**SET EXERCISE**. Answer with nothing except the number of lines that contain the word "Alaskans".

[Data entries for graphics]
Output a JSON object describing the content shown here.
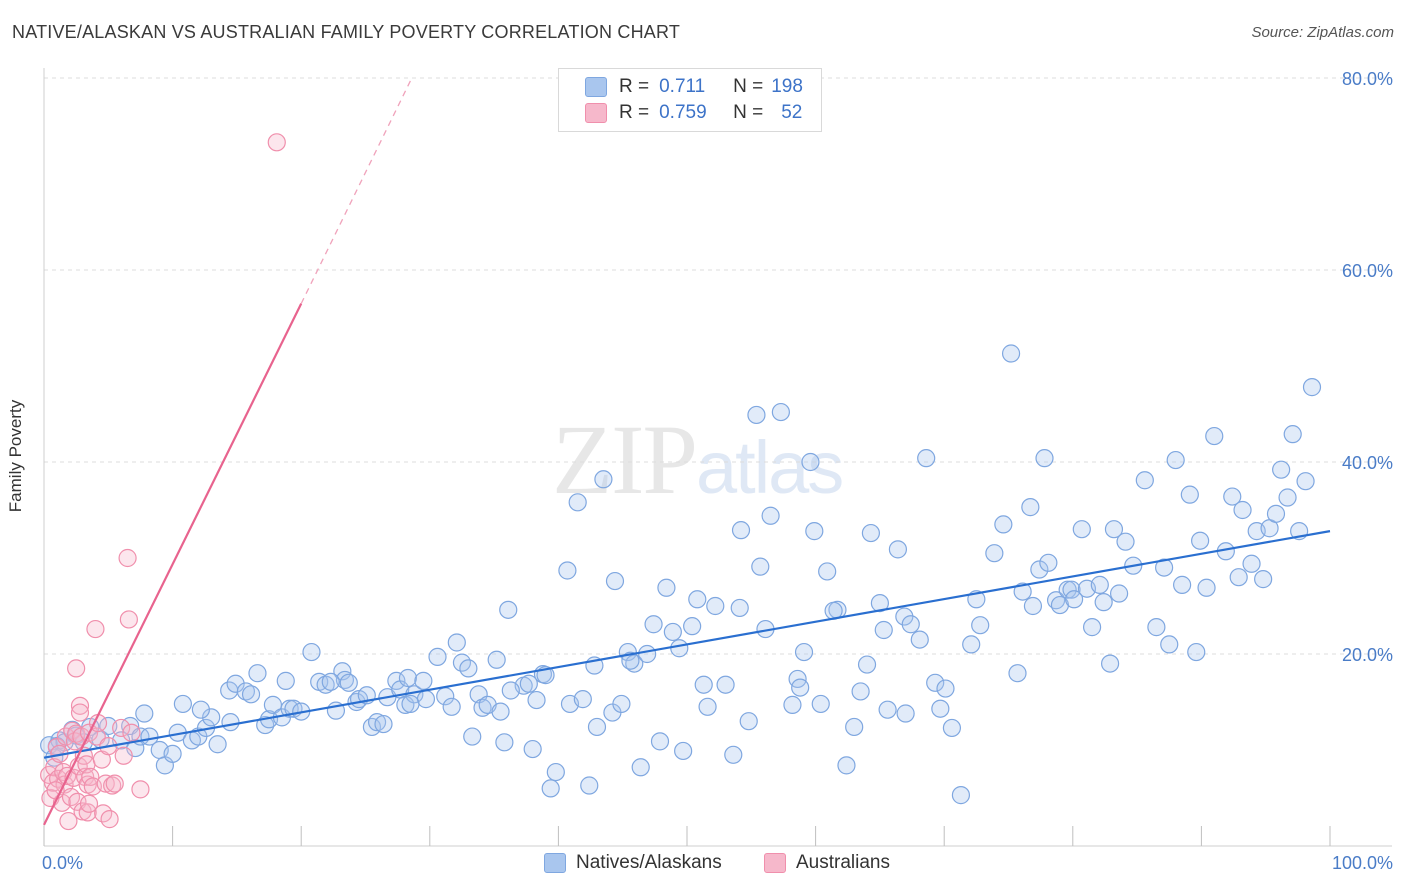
{
  "header": {
    "title": "NATIVE/ALASKAN VS AUSTRALIAN FAMILY POVERTY CORRELATION CHART",
    "source": "Source: ZipAtlas.com"
  },
  "watermark": {
    "zip": "ZIP",
    "atlas": "atlas"
  },
  "legend": {
    "rows": [
      {
        "r_label": "R =",
        "r_value": "0.711",
        "n_label": "N =",
        "n_value": "198",
        "color": "#a9c6ee"
      },
      {
        "r_label": "R =",
        "r_value": "0.759",
        "n_label": "N =",
        "n_value": "52",
        "color": "#f6b8cb"
      }
    ]
  },
  "bottom_legend": [
    {
      "label": "Natives/Alaskans",
      "color": "#a9c6ee"
    },
    {
      "label": "Australians",
      "color": "#f6b8cb"
    }
  ],
  "colors": {
    "blue_fill": "rgba(169,198,238,0.35)",
    "blue_stroke": "#7fa7e0",
    "blue_line": "#2a6fd0",
    "pink_fill": "rgba(246,184,203,0.35)",
    "pink_stroke": "#f08fac",
    "pink_line": "#e8638e",
    "grid": "#dcdcdc",
    "axis_text": "#4a7cc7"
  },
  "chart_data": {
    "type": "scatter",
    "title": "NATIVE/ALASKAN VS AUSTRALIAN FAMILY POVERTY CORRELATION CHART",
    "xlabel": "",
    "ylabel": "Family Poverty",
    "xlim": [
      0,
      100
    ],
    "ylim": [
      0,
      80
    ],
    "x_tick_labels": [
      "0.0%",
      "100.0%"
    ],
    "y_ticks": [
      20,
      40,
      60,
      80
    ],
    "y_tick_labels": [
      "20.0%",
      "40.0%",
      "60.0%",
      "80.0%"
    ],
    "grid": true,
    "series": [
      {
        "name": "Natives/Alaskans",
        "R": 0.711,
        "N": 198,
        "trend": {
          "x": [
            0,
            100
          ],
          "y": [
            9.2,
            32.8
          ]
        },
        "points": [
          [
            0.4,
            10.5
          ],
          [
            0.8,
            9.2
          ],
          [
            1.2,
            11
          ],
          [
            1.6,
            10.8
          ],
          [
            2.2,
            12.1
          ],
          [
            2.5,
            11.5
          ],
          [
            3.6,
            12.4
          ],
          [
            4.4,
            11.1
          ],
          [
            5,
            12.5
          ],
          [
            6,
            11
          ],
          [
            6.7,
            12.5
          ],
          [
            7.1,
            10.2
          ],
          [
            7.5,
            11.4
          ],
          [
            7.8,
            13.8
          ],
          [
            8.2,
            11.4
          ],
          [
            9,
            10
          ],
          [
            9.4,
            8.4
          ],
          [
            10,
            9.6
          ],
          [
            10.4,
            11.8
          ],
          [
            10.8,
            14.8
          ],
          [
            11.5,
            11
          ],
          [
            12,
            11.4
          ],
          [
            12.6,
            12.3
          ],
          [
            13,
            13.4
          ],
          [
            13.5,
            10.6
          ],
          [
            14.4,
            16.2
          ],
          [
            14.5,
            12.9
          ],
          [
            14.9,
            16.9
          ],
          [
            15.7,
            16.1
          ],
          [
            16.1,
            15.8
          ],
          [
            16.6,
            18
          ],
          [
            17.2,
            12.6
          ],
          [
            17.5,
            13.2
          ],
          [
            17.8,
            14.7
          ],
          [
            18.5,
            13.4
          ],
          [
            18.8,
            17.2
          ],
          [
            19.1,
            14.3
          ],
          [
            19.4,
            14.3
          ],
          [
            20,
            14
          ],
          [
            20.8,
            20.2
          ],
          [
            21.4,
            17.1
          ],
          [
            21.9,
            16.8
          ],
          [
            22.7,
            14.1
          ],
          [
            23.2,
            18.2
          ],
          [
            23.4,
            17.3
          ],
          [
            23.7,
            17
          ],
          [
            24.3,
            15
          ],
          [
            24.5,
            15.3
          ],
          [
            25.1,
            15.7
          ],
          [
            25.5,
            12.4
          ],
          [
            25.9,
            12.9
          ],
          [
            26.4,
            12.7
          ],
          [
            26.7,
            15.5
          ],
          [
            27.4,
            17.2
          ],
          [
            27.7,
            16.3
          ],
          [
            28.1,
            14.7
          ],
          [
            28.3,
            17.5
          ],
          [
            28.8,
            15.8
          ],
          [
            29.5,
            17.2
          ],
          [
            29.7,
            15.3
          ],
          [
            30.6,
            19.7
          ],
          [
            31.2,
            15.6
          ],
          [
            31.7,
            14.5
          ],
          [
            32.1,
            21.2
          ],
          [
            32.5,
            19.1
          ],
          [
            33.3,
            11.4
          ],
          [
            33.8,
            15.8
          ],
          [
            34.1,
            14.4
          ],
          [
            34.5,
            14.7
          ],
          [
            35.2,
            19.4
          ],
          [
            35.5,
            14
          ],
          [
            35.8,
            10.8
          ],
          [
            36.1,
            24.6
          ],
          [
            37.3,
            16.7
          ],
          [
            37.7,
            16.9
          ],
          [
            38,
            10.1
          ],
          [
            38.3,
            15.2
          ],
          [
            38.8,
            17.9
          ],
          [
            39,
            17.8
          ],
          [
            39.4,
            6
          ],
          [
            39.8,
            7.7
          ],
          [
            40.7,
            28.7
          ],
          [
            40.9,
            14.8
          ],
          [
            41.5,
            35.8
          ],
          [
            41.9,
            15.3
          ],
          [
            42.4,
            6.3
          ],
          [
            42.8,
            18.8
          ],
          [
            43,
            12.4
          ],
          [
            43.5,
            38.2
          ],
          [
            44.4,
            27.6
          ],
          [
            44.2,
            13.9
          ],
          [
            44.9,
            14.8
          ],
          [
            45.4,
            20.2
          ],
          [
            45.9,
            19
          ],
          [
            46.4,
            8.2
          ],
          [
            46.9,
            20
          ],
          [
            47.4,
            23.1
          ],
          [
            47.9,
            10.9
          ],
          [
            48.4,
            26.9
          ],
          [
            48.9,
            22.3
          ],
          [
            49.4,
            20.6
          ],
          [
            49.7,
            9.9
          ],
          [
            50.4,
            22.9
          ],
          [
            50.8,
            25.7
          ],
          [
            51.3,
            16.8
          ],
          [
            51.6,
            14.5
          ],
          [
            52.2,
            25
          ],
          [
            53,
            16.8
          ],
          [
            53.6,
            9.5
          ],
          [
            54.2,
            32.9
          ],
          [
            54.8,
            13
          ],
          [
            55.4,
            44.9
          ],
          [
            55.7,
            29.1
          ],
          [
            56.1,
            22.6
          ],
          [
            56.5,
            34.4
          ],
          [
            57.3,
            45.2
          ],
          [
            58.2,
            14.7
          ],
          [
            58.6,
            17.4
          ],
          [
            59.1,
            20.2
          ],
          [
            59.6,
            40
          ],
          [
            59.9,
            32.8
          ],
          [
            60.4,
            14.8
          ],
          [
            60.9,
            28.6
          ],
          [
            61.7,
            24.6
          ],
          [
            62.4,
            8.4
          ],
          [
            63,
            12.4
          ],
          [
            63.5,
            16.1
          ],
          [
            64,
            18.9
          ],
          [
            64.3,
            32.6
          ],
          [
            65,
            25.3
          ],
          [
            65.3,
            22.5
          ],
          [
            65.6,
            14.2
          ],
          [
            66.4,
            30.9
          ],
          [
            66.9,
            23.9
          ],
          [
            67.4,
            23.1
          ],
          [
            68.1,
            21.5
          ],
          [
            68.6,
            40.4
          ],
          [
            69.3,
            17
          ],
          [
            69.7,
            14.3
          ],
          [
            70.1,
            16.4
          ],
          [
            70.6,
            12.3
          ],
          [
            71.3,
            5.3
          ],
          [
            72.1,
            21
          ],
          [
            72.5,
            25.7
          ],
          [
            72.8,
            23
          ],
          [
            73.9,
            30.5
          ],
          [
            74.6,
            33.5
          ],
          [
            75.2,
            51.3
          ],
          [
            75.7,
            18
          ],
          [
            76.1,
            26.5
          ],
          [
            76.7,
            35.3
          ],
          [
            76.9,
            25
          ],
          [
            77.4,
            28.8
          ],
          [
            77.8,
            40.4
          ],
          [
            78.1,
            29.5
          ],
          [
            78.7,
            25.6
          ],
          [
            79,
            25.1
          ],
          [
            79.6,
            26.7
          ],
          [
            79.9,
            26.7
          ],
          [
            80.1,
            25.7
          ],
          [
            80.7,
            33
          ],
          [
            81.1,
            26.8
          ],
          [
            81.5,
            22.8
          ],
          [
            82.1,
            27.2
          ],
          [
            82.4,
            25.4
          ],
          [
            82.9,
            19
          ],
          [
            83.2,
            33
          ],
          [
            83.6,
            26.3
          ],
          [
            84.1,
            31.7
          ],
          [
            84.7,
            29.2
          ],
          [
            85.6,
            38.1
          ],
          [
            86.5,
            22.8
          ],
          [
            87.1,
            29
          ],
          [
            87.5,
            21
          ],
          [
            88,
            40.2
          ],
          [
            88.5,
            27.2
          ],
          [
            89.1,
            36.6
          ],
          [
            89.6,
            20.2
          ],
          [
            89.9,
            31.8
          ],
          [
            90.4,
            26.9
          ],
          [
            91,
            42.7
          ],
          [
            91.9,
            30.7
          ],
          [
            92.4,
            36.4
          ],
          [
            92.9,
            28
          ],
          [
            93.2,
            35
          ],
          [
            93.9,
            29.4
          ],
          [
            94.3,
            32.8
          ],
          [
            94.8,
            27.8
          ],
          [
            95.3,
            33.1
          ],
          [
            95.8,
            34.6
          ],
          [
            96.2,
            39.2
          ],
          [
            96.7,
            36.3
          ],
          [
            97.1,
            42.9
          ],
          [
            97.6,
            32.8
          ],
          [
            98.1,
            38
          ],
          [
            98.6,
            47.8
          ],
          [
            61.4,
            24.5
          ],
          [
            54.1,
            24.8
          ],
          [
            58.8,
            16.5
          ],
          [
            45.6,
            19.3
          ],
          [
            36.3,
            16.2
          ],
          [
            28.5,
            14.8
          ],
          [
            22.3,
            17.1
          ],
          [
            12.2,
            14.2
          ],
          [
            33,
            18.5
          ],
          [
            67,
            13.8
          ],
          [
            1,
            10.4
          ],
          [
            3.1,
            10.8
          ]
        ]
      },
      {
        "name": "Australians",
        "R": 0.759,
        "N": 52,
        "trend": {
          "x": [
            0,
            20
          ],
          "y": [
            2.2,
            56.5
          ]
        },
        "trend_dashed": {
          "x": [
            20,
            28.6
          ],
          "y": [
            56.5,
            80
          ]
        },
        "points": [
          [
            0.4,
            7.4
          ],
          [
            0.5,
            5
          ],
          [
            0.7,
            6.6
          ],
          [
            0.8,
            8.2
          ],
          [
            1,
            10.3
          ],
          [
            1.1,
            7
          ],
          [
            1.2,
            9.6
          ],
          [
            1.4,
            4.5
          ],
          [
            1.5,
            7.7
          ],
          [
            1.6,
            6.4
          ],
          [
            1.7,
            11.4
          ],
          [
            1.8,
            7.3
          ],
          [
            1.9,
            2.6
          ],
          [
            2.1,
            5.1
          ],
          [
            2.2,
            12
          ],
          [
            2.3,
            7.1
          ],
          [
            2.4,
            10.9
          ],
          [
            2.5,
            11.7
          ],
          [
            2.5,
            18.5
          ],
          [
            2.6,
            4.6
          ],
          [
            2.7,
            8.3
          ],
          [
            2.8,
            14.6
          ],
          [
            2.8,
            13.9
          ],
          [
            2.9,
            11.4
          ],
          [
            3,
            3.6
          ],
          [
            3.1,
            9.4
          ],
          [
            3.2,
            7.2
          ],
          [
            3.3,
            8.5
          ],
          [
            3.4,
            6.4
          ],
          [
            3.4,
            3.5
          ],
          [
            3.5,
            11.8
          ],
          [
            3.5,
            4.4
          ],
          [
            3.6,
            7.2
          ],
          [
            3.8,
            6.2
          ],
          [
            4,
            22.6
          ],
          [
            4.1,
            11.4
          ],
          [
            4.2,
            12.8
          ],
          [
            4.5,
            9
          ],
          [
            4.6,
            3.4
          ],
          [
            4.8,
            6.5
          ],
          [
            5,
            10.4
          ],
          [
            5.1,
            2.8
          ],
          [
            5.3,
            6.3
          ],
          [
            5.5,
            6.5
          ],
          [
            6,
            12.3
          ],
          [
            6.2,
            9.4
          ],
          [
            6.5,
            30
          ],
          [
            6.6,
            23.6
          ],
          [
            6.8,
            11.8
          ],
          [
            7.5,
            5.9
          ],
          [
            18.1,
            73.3
          ],
          [
            0.9,
            5.8
          ]
        ]
      }
    ]
  }
}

**WRITTEN ANSWER**. 2